Data records:
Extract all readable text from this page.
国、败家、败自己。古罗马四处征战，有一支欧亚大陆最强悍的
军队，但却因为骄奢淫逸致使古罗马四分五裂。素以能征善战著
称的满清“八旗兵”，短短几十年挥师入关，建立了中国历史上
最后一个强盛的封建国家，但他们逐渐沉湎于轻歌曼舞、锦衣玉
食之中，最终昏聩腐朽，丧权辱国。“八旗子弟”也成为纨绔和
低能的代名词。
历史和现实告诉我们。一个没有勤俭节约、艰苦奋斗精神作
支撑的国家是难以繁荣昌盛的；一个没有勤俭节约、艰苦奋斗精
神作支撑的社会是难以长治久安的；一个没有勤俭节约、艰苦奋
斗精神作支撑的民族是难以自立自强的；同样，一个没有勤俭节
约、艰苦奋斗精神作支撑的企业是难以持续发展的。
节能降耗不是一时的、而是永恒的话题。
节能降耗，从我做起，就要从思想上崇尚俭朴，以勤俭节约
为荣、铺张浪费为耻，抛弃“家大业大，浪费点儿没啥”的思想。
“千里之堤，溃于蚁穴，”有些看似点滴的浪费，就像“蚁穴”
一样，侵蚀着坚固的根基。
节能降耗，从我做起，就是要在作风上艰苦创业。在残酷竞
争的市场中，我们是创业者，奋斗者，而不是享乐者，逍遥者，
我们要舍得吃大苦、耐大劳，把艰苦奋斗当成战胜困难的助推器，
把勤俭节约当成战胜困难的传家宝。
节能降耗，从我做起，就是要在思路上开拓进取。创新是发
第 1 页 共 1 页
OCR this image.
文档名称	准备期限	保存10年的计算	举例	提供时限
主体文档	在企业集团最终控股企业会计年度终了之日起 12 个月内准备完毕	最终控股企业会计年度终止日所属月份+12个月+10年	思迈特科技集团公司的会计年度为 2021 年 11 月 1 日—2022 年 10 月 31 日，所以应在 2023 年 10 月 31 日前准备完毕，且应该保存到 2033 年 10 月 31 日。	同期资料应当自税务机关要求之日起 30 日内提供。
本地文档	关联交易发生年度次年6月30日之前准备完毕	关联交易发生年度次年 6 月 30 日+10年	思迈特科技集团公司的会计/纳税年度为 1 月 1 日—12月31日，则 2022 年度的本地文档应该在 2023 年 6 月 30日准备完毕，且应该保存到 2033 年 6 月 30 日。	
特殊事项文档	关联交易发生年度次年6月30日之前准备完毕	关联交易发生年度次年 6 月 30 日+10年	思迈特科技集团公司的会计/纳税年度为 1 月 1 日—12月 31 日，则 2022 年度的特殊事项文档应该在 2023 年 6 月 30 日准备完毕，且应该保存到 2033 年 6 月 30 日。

Request >> Across the records, count the lines holding the string "this". Give the number and stop.

Task answer >> 2